[Instruções]
1 - No excerto da entrevista sobre poesia, o que testa o polícia ao pousar as mãos sobre o motor de um carro?
2 - Escreva a continuação do excerto da entrevista sobre poesia, a partir da última frase apresentada.

[Excerto fornecido]
>>>>>

Gosto muito disso que referes e esses são sem dúvida territórios que procuro na minha investigação. Movo-me fascinado pelos pequenos gestos, por movimentos, do nosso quotidiano. Um observador do nada, talvez, que tem a vida como ponto de chegada e partida. O facto de me entregar aos diversos sentidos de uma rua qualquer e ser seduzido pelas suas personagens (eu sou uma personagem também), pelos seus acontecimentos que fazem desalinhar o universo, pelas suas rotinas, pelo polícia que com as mãos sobre o motor testa o limite legal de estacionamento de um carro, pelos gritos que ninguém ouve, as ânsias, os desejos, que se formam e se desfazem numa elegante e calma tragédia. Mas quanto ao Mecanismo de Emergência ainda me é difícil falar. Ainda não consigo ser o outro, ainda não estou suficientemente afastado dele para o poder interpretar…

-Os tempos atuais são fecundos para a poesia?

Todo o tempo é fecundo para a poesia. O que entusiasmava Safo, ou Rosalía de Castro, por exemplo? A nós tocou-nos viver este tempo, um tempo com traços trágico-cómicos, de cansaço (apesar de corrermos muito), o tempo do medo, sim, por incrível que pareça temos muito medo. O tempo da ignorância (e já soubemos tanto), o tempo em que a mentira e a verdade saem à noite para jantar juntas (tão amigas elas são).

<<<<<

[Material fornecido]
>>>>>

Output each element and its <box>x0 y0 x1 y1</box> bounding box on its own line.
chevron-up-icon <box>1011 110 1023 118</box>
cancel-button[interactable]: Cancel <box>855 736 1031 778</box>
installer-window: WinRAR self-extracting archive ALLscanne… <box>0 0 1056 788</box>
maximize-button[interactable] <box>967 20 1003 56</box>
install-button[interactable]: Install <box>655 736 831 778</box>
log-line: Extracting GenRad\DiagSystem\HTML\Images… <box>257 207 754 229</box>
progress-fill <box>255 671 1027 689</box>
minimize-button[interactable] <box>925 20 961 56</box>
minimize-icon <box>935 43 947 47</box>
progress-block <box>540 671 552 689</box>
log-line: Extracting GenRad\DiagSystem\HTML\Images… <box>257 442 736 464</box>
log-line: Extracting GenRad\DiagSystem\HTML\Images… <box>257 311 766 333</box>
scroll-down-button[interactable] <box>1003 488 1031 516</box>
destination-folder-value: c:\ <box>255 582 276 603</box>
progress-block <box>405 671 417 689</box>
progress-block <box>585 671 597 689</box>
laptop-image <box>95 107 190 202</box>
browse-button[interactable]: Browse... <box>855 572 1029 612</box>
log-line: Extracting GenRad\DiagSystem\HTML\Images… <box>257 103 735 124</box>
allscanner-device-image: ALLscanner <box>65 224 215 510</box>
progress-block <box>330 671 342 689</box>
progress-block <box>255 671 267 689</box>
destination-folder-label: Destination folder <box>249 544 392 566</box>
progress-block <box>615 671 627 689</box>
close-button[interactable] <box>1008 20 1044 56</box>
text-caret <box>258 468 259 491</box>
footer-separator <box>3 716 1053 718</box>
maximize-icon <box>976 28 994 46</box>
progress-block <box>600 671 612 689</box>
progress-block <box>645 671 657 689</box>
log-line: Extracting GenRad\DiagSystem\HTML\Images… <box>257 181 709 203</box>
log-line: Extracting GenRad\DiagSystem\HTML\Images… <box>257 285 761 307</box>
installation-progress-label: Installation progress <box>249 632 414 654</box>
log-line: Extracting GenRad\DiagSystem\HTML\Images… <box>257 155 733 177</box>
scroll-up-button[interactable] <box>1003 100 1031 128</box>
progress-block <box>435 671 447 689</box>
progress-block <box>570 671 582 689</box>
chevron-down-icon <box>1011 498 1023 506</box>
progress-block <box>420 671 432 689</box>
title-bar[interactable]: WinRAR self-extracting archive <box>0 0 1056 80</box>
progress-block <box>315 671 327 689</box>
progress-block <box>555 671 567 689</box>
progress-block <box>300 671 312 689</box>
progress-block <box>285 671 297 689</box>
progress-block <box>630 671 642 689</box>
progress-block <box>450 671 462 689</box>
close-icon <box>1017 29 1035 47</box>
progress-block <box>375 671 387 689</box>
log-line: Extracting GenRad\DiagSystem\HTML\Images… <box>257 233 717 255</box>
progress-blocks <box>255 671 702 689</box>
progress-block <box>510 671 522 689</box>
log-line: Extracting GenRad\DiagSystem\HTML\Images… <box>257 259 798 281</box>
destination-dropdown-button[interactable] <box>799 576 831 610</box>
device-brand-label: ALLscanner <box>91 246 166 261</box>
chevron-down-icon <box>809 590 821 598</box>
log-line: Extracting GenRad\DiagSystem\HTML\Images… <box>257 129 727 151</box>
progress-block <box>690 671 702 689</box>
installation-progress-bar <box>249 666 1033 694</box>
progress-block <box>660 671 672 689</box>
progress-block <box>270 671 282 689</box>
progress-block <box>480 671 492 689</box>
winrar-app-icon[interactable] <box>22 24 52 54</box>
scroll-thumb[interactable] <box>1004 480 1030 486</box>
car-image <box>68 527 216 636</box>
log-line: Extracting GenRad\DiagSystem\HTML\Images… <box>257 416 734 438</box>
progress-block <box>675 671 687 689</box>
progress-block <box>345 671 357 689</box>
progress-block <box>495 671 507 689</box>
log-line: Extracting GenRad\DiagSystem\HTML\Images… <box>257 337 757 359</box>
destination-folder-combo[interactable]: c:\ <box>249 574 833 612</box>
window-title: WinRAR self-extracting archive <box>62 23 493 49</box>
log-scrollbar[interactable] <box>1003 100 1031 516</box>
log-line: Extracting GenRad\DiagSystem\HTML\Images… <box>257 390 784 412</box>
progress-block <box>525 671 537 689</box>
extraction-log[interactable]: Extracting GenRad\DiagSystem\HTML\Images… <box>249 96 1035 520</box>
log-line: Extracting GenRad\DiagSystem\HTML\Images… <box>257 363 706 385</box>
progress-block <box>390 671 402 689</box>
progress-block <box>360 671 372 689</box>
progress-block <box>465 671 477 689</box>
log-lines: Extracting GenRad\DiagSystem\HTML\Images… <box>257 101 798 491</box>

<<<<<

[Respostas por tarefa]
1 - O limite legal de estacionamento do carro.

2 -
É sobretudo um tempo que sob as suas costas trás o peso de todos os outros tempos vividos. O que nos faz pensar que somos hoje mais avançados que uma pessoa que viveu há 200 anos atrás? Por termos  um smartphone? Ou uma conta no twitter? Ou até um carro com sensor de chuva?

Porque temos hoje tantas certezas e tão poucas dúvidas? Não seremos afinal filhos de um tempo demasiado passado?  A poesia, e hoje mais que nunca, está aí obviamente para revigorar a realidade, para recriar o mundo, o mundo tacitamente comum, a forma mais radical de liberdade é da ordem do poético; pensar poeticamente é hoje desencadear uma série de forças contra a normalidade que secreta e silenciosamente vive no andar de baixo de nossa casa.